[Extracted data]:
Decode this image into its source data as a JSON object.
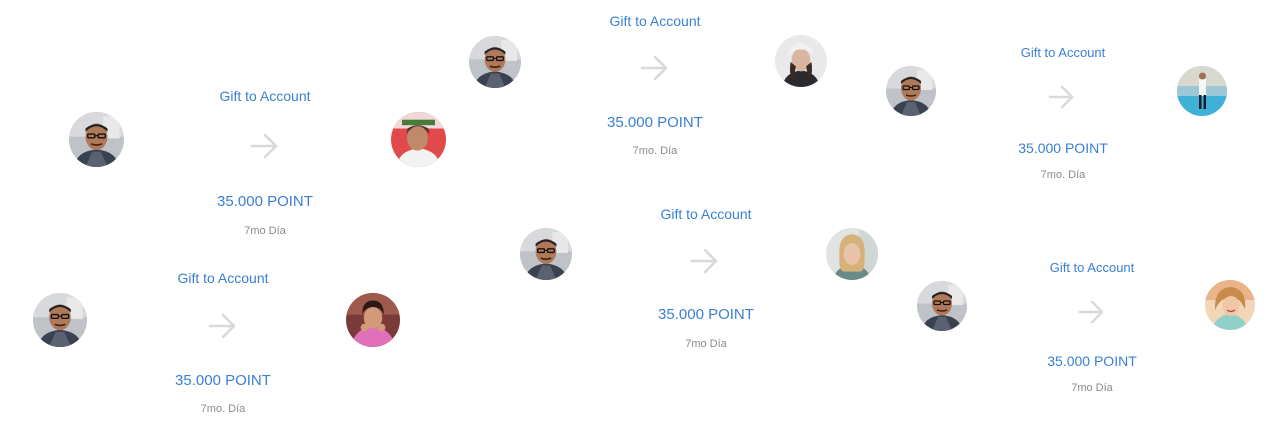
{
  "colors": {
    "accent": "#3a7fd4",
    "muted": "#8a8a8a",
    "arrow": "#d9d9d9"
  },
  "cards": [
    {
      "gift_label": "Gift to Account",
      "points": "35.000 POINT",
      "day": "7mo Día",
      "sender_icon": "man-glasses-avatar",
      "receiver_icon": "man-red-background-avatar"
    },
    {
      "gift_label": "Gift to Account",
      "points": "35.000 POINT",
      "day": "7mo. Día",
      "sender_icon": "man-glasses-avatar",
      "receiver_icon": "woman-cap-avatar"
    },
    {
      "gift_label": "Gift to Account",
      "points": "35.000 POINT",
      "day": "7mo. Día",
      "sender_icon": "man-glasses-avatar",
      "receiver_icon": "man-pool-avatar"
    },
    {
      "gift_label": "Gift to Account",
      "points": "35.000 POINT",
      "day": "7mo. Día",
      "sender_icon": "man-glasses-avatar",
      "receiver_icon": "girl-pink-avatar"
    },
    {
      "gift_label": "Gift to Account",
      "points": "35.000 POINT",
      "day": "7mo Día",
      "sender_icon": "man-glasses-avatar",
      "receiver_icon": "woman-blonde-avatar"
    },
    {
      "gift_label": "Gift to Account",
      "points": "35.000 POINT",
      "day": "7mo Día",
      "sender_icon": "man-glasses-avatar",
      "receiver_icon": "woman-smiling-avatar"
    }
  ]
}
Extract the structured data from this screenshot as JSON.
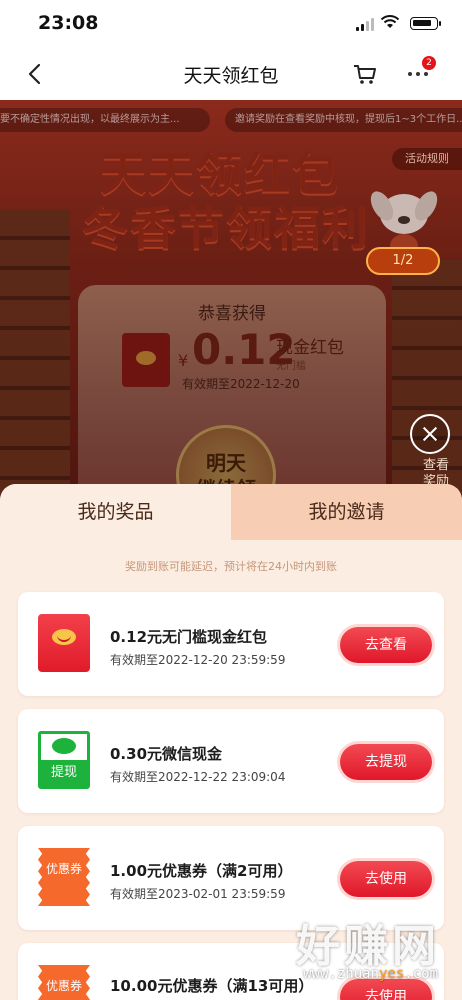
{
  "status_bar": {
    "time": "23:08"
  },
  "nav": {
    "title": "天天领红包",
    "cart_badge": "2"
  },
  "hero": {
    "marquee_left": "要不确定性情况出现，以最终展示为主...",
    "marquee_right": "邀请奖励在查看奖励中核现，提现后1~3个工作日...",
    "video_label": "活动规则",
    "headline_1": "天天领红包",
    "headline_2": "冬香节领福利",
    "pager": "1/2",
    "card": {
      "congrats": "恭喜获得",
      "currency": "¥",
      "amount": "0.12",
      "type": "现金红包",
      "sub": "无门槛",
      "valid": "有效期至2022-12-20",
      "button_line1": "明天",
      "button_line2": "继续领"
    },
    "side_label": "查看奖励"
  },
  "sheet": {
    "tabs": [
      "我的奖品",
      "我的邀请"
    ],
    "notice": "奖励到账可能延迟，预计将在24小时内到账",
    "rewards": [
      {
        "icon": "red-envelope-icon",
        "name": "0.12元无门槛现金红包",
        "expiry": "有效期至2022-12-20 23:59:59",
        "action": "去查看"
      },
      {
        "icon": "wechat-cash-icon",
        "icon_text": "提现",
        "name": "0.30元微信现金",
        "expiry": "有效期至2022-12-22 23:09:04",
        "action": "去提现"
      },
      {
        "icon": "coupon-icon",
        "icon_text": "优惠券",
        "name": "1.00元优惠券（满2可用）",
        "expiry": "有效期至2023-02-01 23:59:59",
        "action": "去使用"
      },
      {
        "icon": "coupon-icon",
        "icon_text": "优惠券",
        "name": "10.00元优惠券（满13可用）",
        "expiry": "",
        "action": "去使用"
      }
    ]
  },
  "watermark": {
    "text": "好赚网",
    "url_a": "www.zhuan",
    "url_b": "yes",
    "url_c": ".com"
  }
}
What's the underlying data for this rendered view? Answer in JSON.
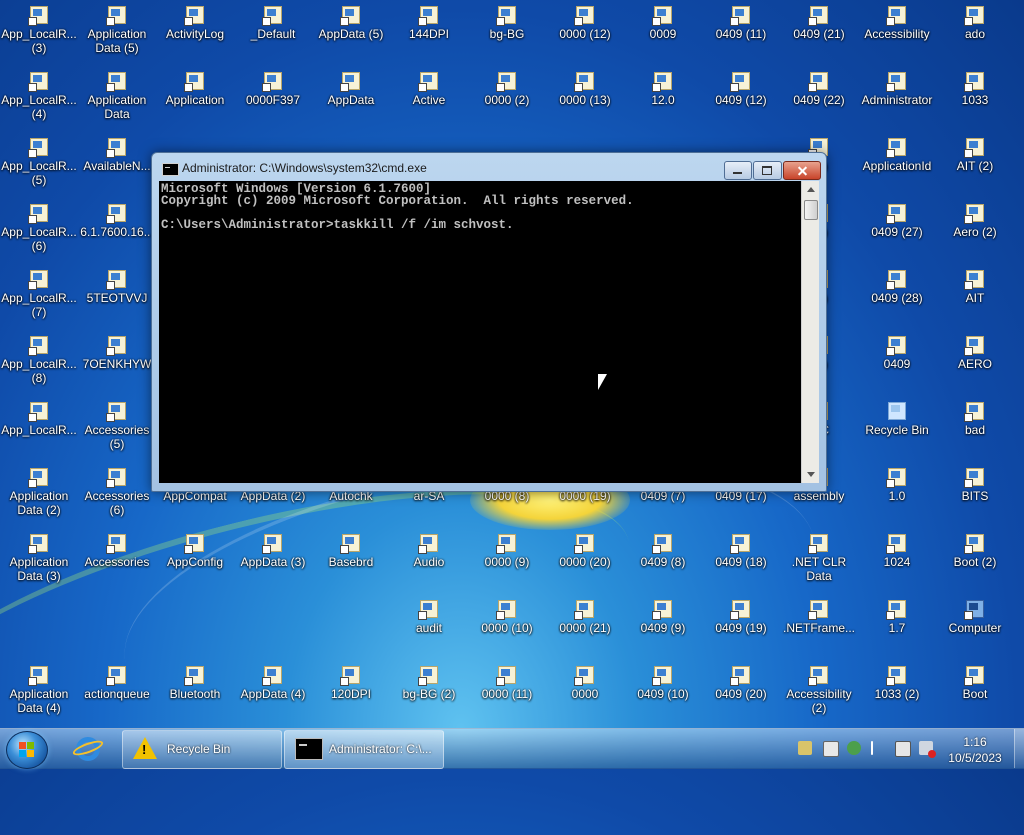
{
  "desktop_icons": {
    "c0": [
      "App_LocalR...\n(3)",
      "App_LocalR...\n(4)",
      "App_LocalR...\n(5)",
      "App_LocalR...\n(6)",
      "App_LocalR...\n(7)",
      "App_LocalR...\n(8)",
      "App_LocalR...",
      "Application\nData (2)",
      "Application\nData (3)",
      "",
      "Application\nData (4)"
    ],
    "c1": [
      "Application\nData (5)",
      "Application\nData",
      "AvailableN...",
      "6.1.7600.16...",
      "5TEOTVVJ",
      "7OENKHYW",
      "Accessories\n(5)",
      "Accessories\n(6)",
      "Accessories",
      "",
      "actionqueue"
    ],
    "c2": [
      "ActivityLog",
      "Application",
      "",
      "",
      "",
      "",
      "",
      "AppCompat",
      "AppConfig",
      "",
      "Bluetooth"
    ],
    "c3": [
      "_Default",
      "0000F397",
      "",
      "",
      "",
      "",
      "",
      "AppData (2)",
      "AppData (3)",
      "",
      "AppData (4)"
    ],
    "c4": [
      "AppData (5)",
      "AppData",
      "",
      "",
      "",
      "",
      "",
      "Autochk",
      "Basebrd",
      "",
      "120DPI"
    ],
    "c5": [
      "144DPI",
      "Active",
      "",
      "",
      "",
      "",
      "",
      "ar-SA",
      "Audio",
      "audit",
      "bg-BG (2)"
    ],
    "c6": [
      "bg-BG",
      "0000 (2)",
      "",
      "",
      "",
      "",
      "",
      "0000 (8)",
      "0000 (9)",
      "0000 (10)",
      "0000 (11)"
    ],
    "c7": [
      "0000 (12)",
      "0000 (13)",
      "",
      "",
      "",
      "",
      "",
      "0000 (19)",
      "0000 (20)",
      "0000 (21)",
      "0000"
    ],
    "c8": [
      "0009",
      "12.0",
      "",
      "",
      "",
      "",
      "",
      "0409 (7)",
      "0409 (8)",
      "0409 (9)",
      "0409 (10)"
    ],
    "c9": [
      "0409 (11)",
      "0409 (12)",
      "",
      "",
      "",
      "",
      "",
      "0409 (17)",
      "0409 (18)",
      "0409 (19)",
      "0409 (20)"
    ],
    "c10": [
      "0409 (21)",
      "0409 (22)",
      "23)",
      "24)",
      "25)",
      "26)",
      "IXC",
      "assembly",
      ".NET CLR\nData",
      ".NETFrame...",
      "Accessibility\n(2)"
    ],
    "c11": [
      "Accessibility",
      "Administrator",
      "ApplicationId",
      "0409 (27)",
      "0409 (28)",
      "0409",
      "Recycle Bin",
      "1.0",
      "1024",
      "1.7",
      "1033 (2)"
    ],
    "c12": [
      "ado",
      "1033",
      "AIT (2)",
      "Aero (2)",
      "AIT",
      "AERO",
      "bad",
      "BITS",
      "Boot (2)",
      "Computer",
      "Boot"
    ]
  },
  "cmd_window": {
    "title": "Administrator: C:\\Windows\\system32\\cmd.exe",
    "line1": "Microsoft Windows [Version 6.1.7600]",
    "line2": "Copyright (c) 2009 Microsoft Corporation.  All rights reserved.",
    "line4": "C:\\Users\\Administrator>taskkill /f /im schvost."
  },
  "taskbar": {
    "recycle_label": "Recycle Bin",
    "cmd_label": "Administrator: C:\\..."
  },
  "clock": {
    "time": "1:16",
    "date": "10/5/2023"
  }
}
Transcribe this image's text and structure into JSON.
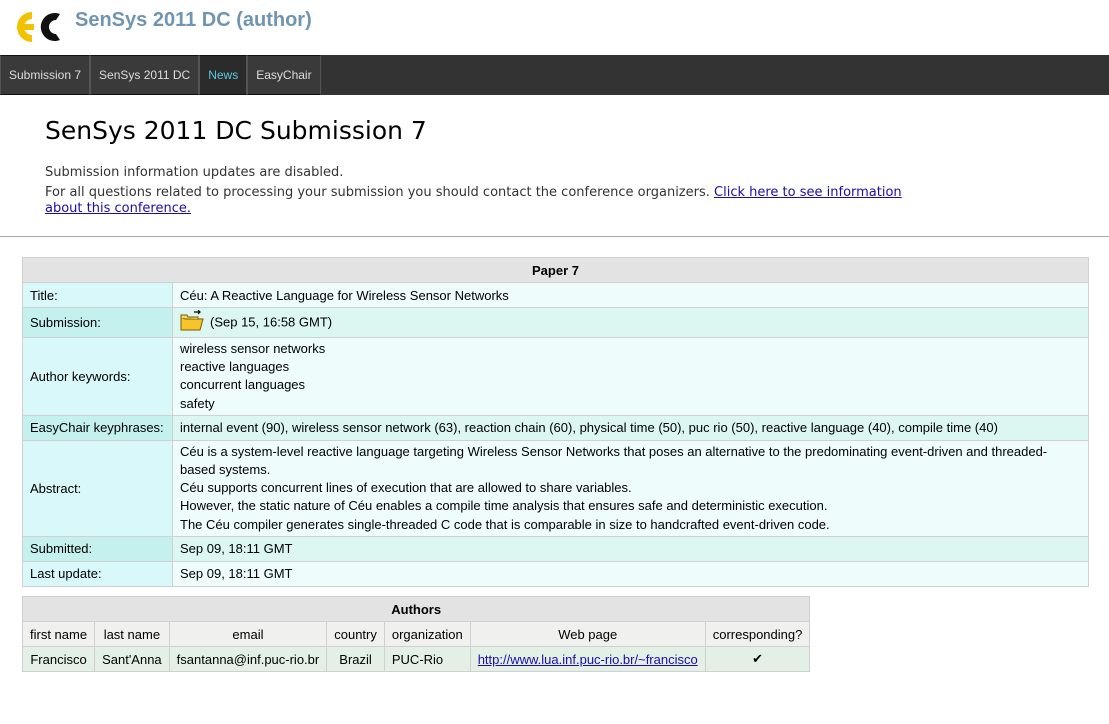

[Problem requirements]:
In the entries above, count each line holding "Accessories" and report the total and nothing more.

[Written answer]:
3